[START OF Raw records]
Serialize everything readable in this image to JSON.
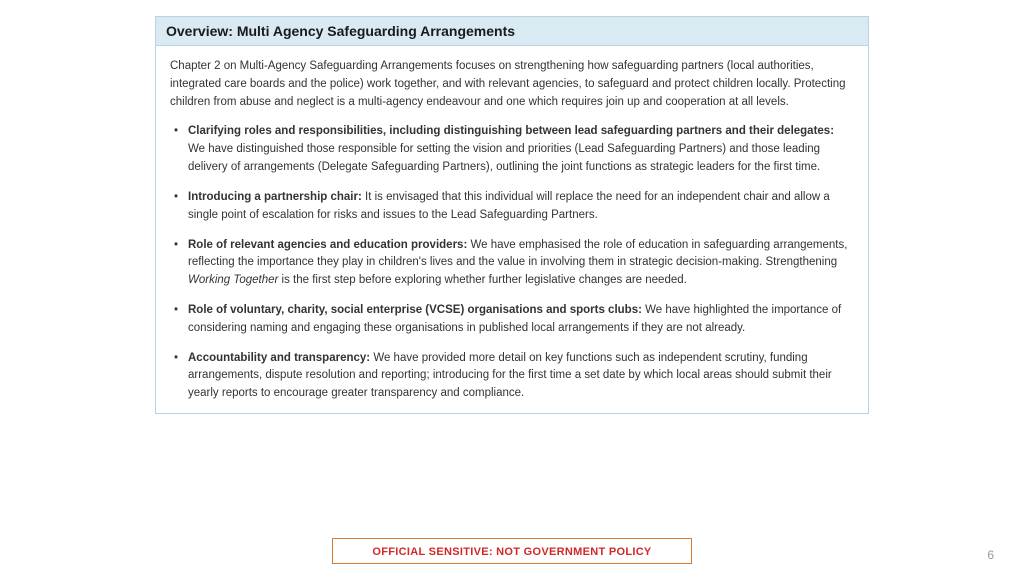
{
  "header": {
    "title": "Overview: Multi Agency Safeguarding Arrangements"
  },
  "intro": "Chapter 2 on Multi-Agency Safeguarding Arrangements focuses on strengthening how safeguarding partners (local authorities, integrated care boards and the police) work together, and with relevant agencies, to safeguard and protect children locally. Protecting children from abuse and neglect is a multi-agency endeavour and one which requires join up and cooperation at all levels.",
  "bullets": [
    {
      "lead": "Clarifying roles and responsibilities, including distinguishing between lead safeguarding partners and their delegates:",
      "rest": " We have distinguished those responsible for setting the vision and priorities (Lead Safeguarding Partners) and those leading delivery of arrangements (Delegate Safeguarding Partners), outlining the joint functions as strategic leaders for the first time."
    },
    {
      "lead": "Introducing a partnership chair:",
      "rest": " It is envisaged that this individual will replace the need for an independent chair and allow a single point of escalation for risks and issues to the Lead Safeguarding Partners."
    },
    {
      "lead": "Role of relevant agencies and education providers:",
      "rest_pre": " We have emphasised the role of education in safeguarding arrangements, reflecting the importance they play in children's lives and the value in involving them in strategic decision-making. Strengthening ",
      "italic": "Working Together",
      "rest_post": " is the first step before exploring whether further legislative changes are needed."
    },
    {
      "lead": "Role of voluntary, charity, social enterprise (VCSE) organisations and sports clubs:",
      "rest": " We have highlighted the importance of considering naming and engaging these organisations in published local arrangements if they are not already."
    },
    {
      "lead": "Accountability and transparency:",
      "rest": " We have provided more detail on key functions such as independent scrutiny, funding arrangements, dispute resolution and reporting; introducing for the first time a set date by which local areas should submit their yearly reports to encourage greater transparency and compliance."
    }
  ],
  "footer": {
    "banner": "OFFICIAL SENSITIVE: NOT GOVERNMENT POLICY",
    "page": "6"
  },
  "colors": {
    "header_bg": "#d9eaf3",
    "border": "#b8d4e3",
    "banner_border": "#d97a2e",
    "banner_text": "#d02828",
    "page_num": "#9a9a9a",
    "body_text": "#333333"
  }
}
[END OF Raw records]
> Job:
Make a verbatim copy of all the entries and strip out the pictures.

> Response below:
Serialize everything readable in this image to JSON.
{
  "header": {
    "title": "Overview: Multi Agency Safeguarding Arrangements"
  },
  "intro": "Chapter 2 on Multi-Agency Safeguarding Arrangements focuses on strengthening how safeguarding partners (local authorities, integrated care boards and the police) work together, and with relevant agencies, to safeguard and protect children locally. Protecting children from abuse and neglect is a multi-agency endeavour and one which requires join up and cooperation at all levels.",
  "bullets": [
    {
      "lead": "Clarifying roles and responsibilities, including distinguishing between lead safeguarding partners and their delegates:",
      "rest": " We have distinguished those responsible for setting the vision and priorities (Lead Safeguarding Partners) and those leading delivery of arrangements (Delegate Safeguarding Partners), outlining the joint functions as strategic leaders for the first time."
    },
    {
      "lead": "Introducing a partnership chair:",
      "rest": " It is envisaged that this individual will replace the need for an independent chair and allow a single point of escalation for risks and issues to the Lead Safeguarding Partners."
    },
    {
      "lead": "Role of relevant agencies and education providers:",
      "rest_pre": " We have emphasised the role of education in safeguarding arrangements, reflecting the importance they play in children's lives and the value in involving them in strategic decision-making. Strengthening ",
      "italic": "Working Together",
      "rest_post": " is the first step before exploring whether further legislative changes are needed."
    },
    {
      "lead": "Role of voluntary, charity, social enterprise (VCSE) organisations and sports clubs:",
      "rest": " We have highlighted the importance of considering naming and engaging these organisations in published local arrangements if they are not already."
    },
    {
      "lead": "Accountability and transparency:",
      "rest": " We have provided more detail on key functions such as independent scrutiny, funding arrangements, dispute resolution and reporting; introducing for the first time a set date by which local areas should submit their yearly reports to encourage greater transparency and compliance."
    }
  ],
  "footer": {
    "banner": "OFFICIAL SENSITIVE: NOT GOVERNMENT POLICY",
    "page": "6"
  },
  "colors": {
    "header_bg": "#d9eaf3",
    "border": "#b8d4e3",
    "banner_border": "#d97a2e",
    "banner_text": "#d02828",
    "page_num": "#9a9a9a",
    "body_text": "#333333"
  }
}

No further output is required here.